-- Start of INPUT MATERIAL --

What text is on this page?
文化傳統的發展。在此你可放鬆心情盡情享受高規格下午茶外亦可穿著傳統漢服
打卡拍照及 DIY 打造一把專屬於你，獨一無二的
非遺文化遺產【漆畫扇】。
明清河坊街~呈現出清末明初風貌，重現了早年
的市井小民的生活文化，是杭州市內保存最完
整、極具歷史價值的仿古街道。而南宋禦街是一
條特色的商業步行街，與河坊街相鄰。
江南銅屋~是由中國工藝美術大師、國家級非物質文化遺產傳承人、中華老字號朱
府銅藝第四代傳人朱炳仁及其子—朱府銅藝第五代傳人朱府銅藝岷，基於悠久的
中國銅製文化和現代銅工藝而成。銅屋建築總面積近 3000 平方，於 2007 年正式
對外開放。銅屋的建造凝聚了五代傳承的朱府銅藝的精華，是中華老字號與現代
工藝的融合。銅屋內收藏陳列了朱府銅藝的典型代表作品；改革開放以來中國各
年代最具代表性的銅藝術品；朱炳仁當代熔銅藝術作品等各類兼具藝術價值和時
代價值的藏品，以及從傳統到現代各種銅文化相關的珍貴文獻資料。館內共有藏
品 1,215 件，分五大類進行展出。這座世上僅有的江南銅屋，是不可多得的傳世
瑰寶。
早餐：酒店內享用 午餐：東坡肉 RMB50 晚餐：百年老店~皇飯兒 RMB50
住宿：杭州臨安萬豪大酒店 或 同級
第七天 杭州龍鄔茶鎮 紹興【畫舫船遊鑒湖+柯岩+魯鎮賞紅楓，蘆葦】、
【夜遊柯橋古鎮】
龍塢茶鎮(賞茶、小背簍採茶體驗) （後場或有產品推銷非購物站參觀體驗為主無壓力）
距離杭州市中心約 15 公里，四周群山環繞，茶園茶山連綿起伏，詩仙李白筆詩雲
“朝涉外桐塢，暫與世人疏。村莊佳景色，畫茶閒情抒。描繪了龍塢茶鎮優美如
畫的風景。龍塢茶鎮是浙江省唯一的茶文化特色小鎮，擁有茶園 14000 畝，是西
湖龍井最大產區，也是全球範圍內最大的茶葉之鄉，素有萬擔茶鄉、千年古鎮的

-- End of INPUT MATERIAL --

Return each line of the records above exactly as it reads.

# TASK RESULT
What text is on this page?
文化傳統的發展。在此你可放鬆心情盡情享受高規格下午茶外亦可穿著傳統漢服
打卡拍照及 DIY 打造一把專屬於你，獨一無二的
非遺文化遺產【漆畫扇】。
明清河坊街~呈現出清末明初風貌，重現了早年
的市井小民的生活文化，是杭州市內保存最完
整、極具歷史價值的仿古街道。而南宋禦街是一
條特色的商業步行街，與河坊街相鄰。
江南銅屋~是由中國工藝美術大師、國家級非物質文化遺產傳承人、中華老字號朱
府銅藝第四代傳人朱炳仁及其子—朱府銅藝第五代傳人朱府銅藝岷，基於悠久的
中國銅製文化和現代銅工藝而成。銅屋建築總面積近 3000 平方，於 2007 年正式
對外開放。銅屋的建造凝聚了五代傳承的朱府銅藝的精華，是中華老字號與現代
工藝的融合。銅屋內收藏陳列了朱府銅藝的典型代表作品；改革開放以來中國各
年代最具代表性的銅藝術品；朱炳仁當代熔銅藝術作品等各類兼具藝術價值和時
代價值的藏品，以及從傳統到現代各種銅文化相關的珍貴文獻資料。館內共有藏
品 1,215 件，分五大類進行展出。這座世上僅有的江南銅屋，是不可多得的傳世
瑰寶。
早餐：酒店內享用 午餐：東坡肉 RMB50 晚餐：百年老店~皇飯兒 RMB50
住宿：杭州臨安萬豪大酒店 或 同級
第七天 杭州龍鄔茶鎮 紹興【畫舫船遊鑒湖+柯岩+魯鎮賞紅楓，蘆葦】、
【夜遊柯橋古鎮】
龍塢茶鎮(賞茶、小背簍採茶體驗) （後場或有產品推銷非購物站參觀體驗為主無壓力）
距離杭州市中心約 15 公里，四周群山環繞，茶園茶山連綿起伏，詩仙李白筆詩雲
“朝涉外桐塢，暫與世人疏。村莊佳景色，畫茶閒情抒。描繪了龍塢茶鎮優美如
畫的風景。龍塢茶鎮是浙江省唯一的茶文化特色小鎮，擁有茶園 14000 畝，是西
湖龍井最大產區，也是全球範圍內最大的茶葉之鄉，素有萬擔茶鄉、千年古鎮的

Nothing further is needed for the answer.